From the entries below, gather every line containing the string "fluid".
------------
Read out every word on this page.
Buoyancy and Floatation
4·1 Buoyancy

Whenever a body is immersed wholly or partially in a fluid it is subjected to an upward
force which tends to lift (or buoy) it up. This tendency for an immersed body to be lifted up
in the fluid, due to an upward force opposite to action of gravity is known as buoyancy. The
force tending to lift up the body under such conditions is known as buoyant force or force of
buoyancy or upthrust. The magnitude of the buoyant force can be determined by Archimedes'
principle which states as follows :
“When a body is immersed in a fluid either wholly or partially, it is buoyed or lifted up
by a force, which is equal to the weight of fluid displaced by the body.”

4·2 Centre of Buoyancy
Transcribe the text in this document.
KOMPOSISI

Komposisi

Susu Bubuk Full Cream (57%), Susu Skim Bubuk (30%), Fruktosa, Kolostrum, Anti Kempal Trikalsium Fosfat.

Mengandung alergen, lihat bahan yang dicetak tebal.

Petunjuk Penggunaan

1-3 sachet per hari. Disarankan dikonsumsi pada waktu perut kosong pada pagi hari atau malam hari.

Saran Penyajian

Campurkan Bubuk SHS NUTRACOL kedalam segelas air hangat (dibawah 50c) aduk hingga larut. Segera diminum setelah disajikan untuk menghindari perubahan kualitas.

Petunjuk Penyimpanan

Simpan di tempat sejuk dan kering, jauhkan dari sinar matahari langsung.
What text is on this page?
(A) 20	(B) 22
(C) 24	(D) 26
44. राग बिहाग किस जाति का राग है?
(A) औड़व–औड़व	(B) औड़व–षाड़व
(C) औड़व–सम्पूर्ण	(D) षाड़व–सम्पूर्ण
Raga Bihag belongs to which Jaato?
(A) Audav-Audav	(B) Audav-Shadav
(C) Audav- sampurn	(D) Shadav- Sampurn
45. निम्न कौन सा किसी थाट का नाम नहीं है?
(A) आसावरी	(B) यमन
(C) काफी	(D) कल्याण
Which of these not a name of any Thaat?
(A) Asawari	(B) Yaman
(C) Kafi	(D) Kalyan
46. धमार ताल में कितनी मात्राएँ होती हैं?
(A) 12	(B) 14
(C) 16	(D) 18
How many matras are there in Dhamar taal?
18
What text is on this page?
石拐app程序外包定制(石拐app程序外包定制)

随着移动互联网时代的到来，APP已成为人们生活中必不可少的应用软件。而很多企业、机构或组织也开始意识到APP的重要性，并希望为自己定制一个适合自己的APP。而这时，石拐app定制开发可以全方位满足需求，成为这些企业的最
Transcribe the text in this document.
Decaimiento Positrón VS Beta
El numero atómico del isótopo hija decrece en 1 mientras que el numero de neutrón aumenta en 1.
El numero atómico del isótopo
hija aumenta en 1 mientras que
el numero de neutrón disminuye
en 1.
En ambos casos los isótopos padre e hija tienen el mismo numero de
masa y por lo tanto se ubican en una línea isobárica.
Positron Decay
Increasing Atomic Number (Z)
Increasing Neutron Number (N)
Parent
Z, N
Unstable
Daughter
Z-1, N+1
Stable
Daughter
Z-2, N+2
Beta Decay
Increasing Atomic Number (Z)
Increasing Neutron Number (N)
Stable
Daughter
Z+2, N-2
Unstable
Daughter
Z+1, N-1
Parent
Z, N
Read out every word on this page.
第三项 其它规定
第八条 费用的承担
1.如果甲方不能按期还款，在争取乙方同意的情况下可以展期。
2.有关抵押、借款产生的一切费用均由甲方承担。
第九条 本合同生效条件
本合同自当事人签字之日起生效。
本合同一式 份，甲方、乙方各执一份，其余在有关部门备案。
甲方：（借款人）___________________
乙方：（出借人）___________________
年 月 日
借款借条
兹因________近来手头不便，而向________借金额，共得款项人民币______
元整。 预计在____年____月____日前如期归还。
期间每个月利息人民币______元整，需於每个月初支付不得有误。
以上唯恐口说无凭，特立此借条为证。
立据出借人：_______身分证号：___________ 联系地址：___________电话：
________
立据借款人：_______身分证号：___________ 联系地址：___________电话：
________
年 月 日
------------
**Full output**
Whenever a body is immersed wholly or partially in a fluid it is subjected to an upward
in the fluid, due to an upward force opposite to action of gravity is known as buoyancy. The
“When a body is immersed in a fluid either wholly or partially, it is buoyed or lifted up
by a force, which is equal to the weight of fluid displaced by the body.”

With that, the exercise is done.